··· Material
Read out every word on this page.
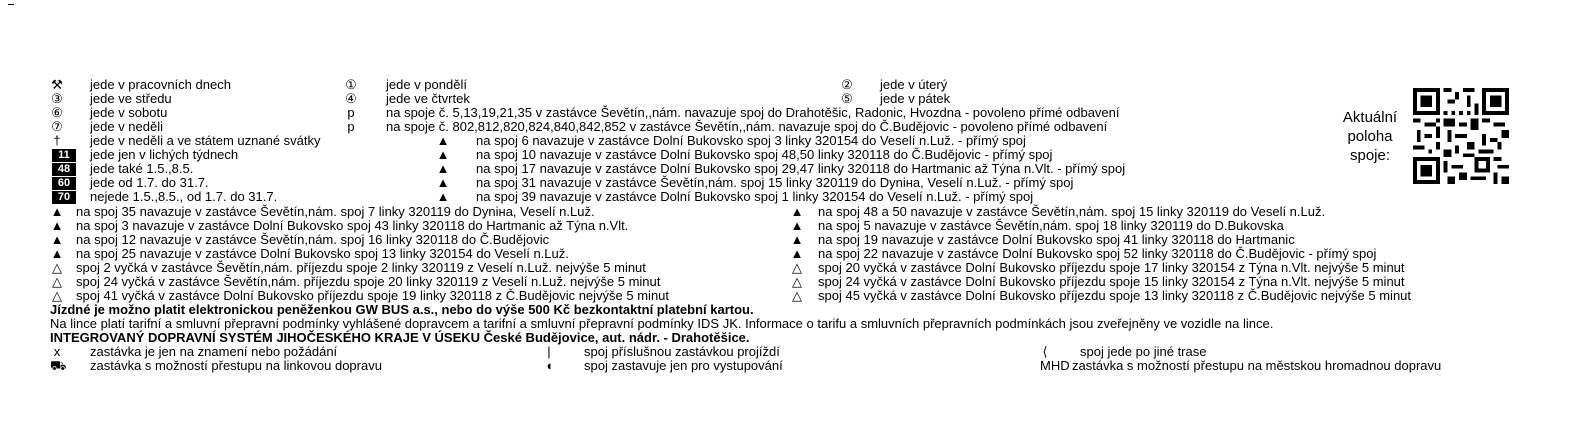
⚒ jede v pracovních dnech	① jede v pondělí	② jede v úterý
③ jede ve středu	④ jede ve čtvrtek	⑤ jede v pátek
⑥ jede v sobotu	p na spoje č. 5,13,19,21,35 v zastávce Ševětín,,nám. navazuje spoj do Drahotěšic, Radonic, Hvozdna - povoleno přímé odbavení
⑦ jede v neděli	p na spoje č. 802,812,820,824,840,842,852 v zastávce Ševětín,,nám. navazuje spoj do Č.Budějovic - povoleno přímé odbavení
† jede v neděli a ve státem uznané svátky	▲ na spoj 6 navazuje v zastávce Dolní Bukovsko spoj 3 linky 320154 do Veselí n.Luž. - přímý spoj
11	jede jen v lichých týdnech	▲ na spoj 10 navazuje v zastávce Dolní Bukovsko spoj 48,50 linky 320118 do Č.Budějovic - přímý spoj
48	jede také 1.5.,8.5.	▲ na spoj 17 navazuje v zastávce Dolní Bukovsko spoj 29,47 linky 320118 do Hartmanic až Týna n.Vlt. - přímý spoj
60	jede od 1.7. do 31.7.	▲ na spoj 31 navazuje v zastávce Ševětín,nám. spoj 15 linky 320119 do Dyniна, Veselí n.Luž. - přímý spoj
70	nejede 1.5.,8.5., od 1.7. do 31.7.	▲ na spoj 39 navazuje v zastávce Dolní Bukovsko spoj 1 linky 320154 do Veselí n.Luž. - přímý spoj
▲ na spoj 35 navazuje v zastávce Ševětín,nám. spoj 7 linky 320119 do Dyniна, Veselí n.Luž.	▲ na spoj 48 a 50 navazuje v zastávce Ševětín,nám. spoj 15 linky 320119 do Veselí n.Luž.
▲ na spoj 3 navazuje v zastávce Dolní Bukovsko spoj 43 linky 320118 do Hartmanic až Týna n.Vlt.	▲ na spoj 5 navazuje v zastávce Ševětín,nám. spoj 18 linky 320119 do D.Bukovska
▲ na spoj 12 navazuje v zastávce Ševětín,nám. spoj 16 linky 320118 do Č.Budějovic	▲ na spoj 19 navazuje v zastávce Dolní Bukovsko spoj 41 linky 320118 do Hartmanic
▲ na spoj 25 navazuje v zastávce Dolní Bukovsko spoj 13 linky 320154 do Veselí n.Luž.	▲ na spoj 22 navazuje v zastávce Dolní Bukovsko spoj 52 linky 320118 do Č.Budějovic - přímý spoj
△ spoj 2 vyčká v zastávce Ševětín,nám. příjezdu spoje 2 linky 320119 z Veselí n.Luž. nejvýše 5 minut	△ spoj 20 vyčká v zastávce Dolní Bukovsko příjezdu spoje 17 linky 320154 z Týna n.Vlt. nejvýše 5 minut
△ spoj 24 vyčká v zastávce Ševětín,nám. příjezdu spoje 20 linky 320119 z Veselí n.Luž. nejvýše 5 minut	△ spoj 24 vyčká v zastávce Dolní Bukovsko příjezdu spoje 15 linky 320154 z Týna n.Vlt. nejvýše 5 minut
△ spoj 41 vyčká v zastávce Dolní Bukovsko příjezdu spoje 19 linky 320118 z Č.Budějovic nejvýše 5 minut	△ spoj 45 vyčká v zastávce Dolní Bukovsko příjezdu spoje 13 linky 320118 z Č.Budějovic nejvýše 5 minut
Jízdné je možno platit elektronickou peněženkou GW BUS a.s., nebo do výše 500 Kč bezkontaktní platební kartou.
Na lince platí tarifní a smluvní přepravní podmínky vyhlášené dopravcem a tarifní a smluvní přepravní podmínky IDS JK. Informace o tarifu a smluvních přepravních podmínkách jsou zveřejněny ve vozidle na lince.
INTEGROVANÝ DOPRAVNÍ SYSTÉM JIHOČESKÉHO KRAJE V ÚSEKU České Budějovice, aut. nádr. - Drahotěšice.
x zastávka je jen na znamení nebo požádání	|	spoj příslušnou zastávkou projíždí	⟨	spoj jede po jiné trase
⛟ zastávka s možností přestupu na linkovou dopravu	◖ spoj zastavuje jen pro vystupování	MHD zastávka s možností přestupu na městskou hromadnou dopravu
Aktuální
poloha
spoje:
······
Find the word "nejvýše" in the entries above and gather every line that holds it.

△ spoj 2 vyčká v zastávce Ševětín,nám. příjezdu spoje 2 linky 320119 z Veselí n.Luž. nejvýše 5 minut	△ spoj 20 vyčká v zastávce Dolní Bukovsko příjezdu spoje 17 linky 320154 z Týna n.Vlt. nejvýše 5 minut
△ spoj 24 vyčká v zastávce Ševětín,nám. příjezdu spoje 20 linky 320119 z Veselí n.Luž. nejvýše 5 minut	△ spoj 24 vyčká v zastávce Dolní Bukovsko příjezdu spoje 15 linky 320154 z Týna n.Vlt. nejvýše 5 minut
△ spoj 41 vyčká v zastávce Dolní Bukovsko příjezdu spoje 19 linky 320118 z Č.Budějovic nejvýše 5 minut	△ spoj 45 vyčká v zastávce Dolní Bukovsko příjezdu spoje 13 linky 320118 z Č.Budějovic nejvýše 5 minut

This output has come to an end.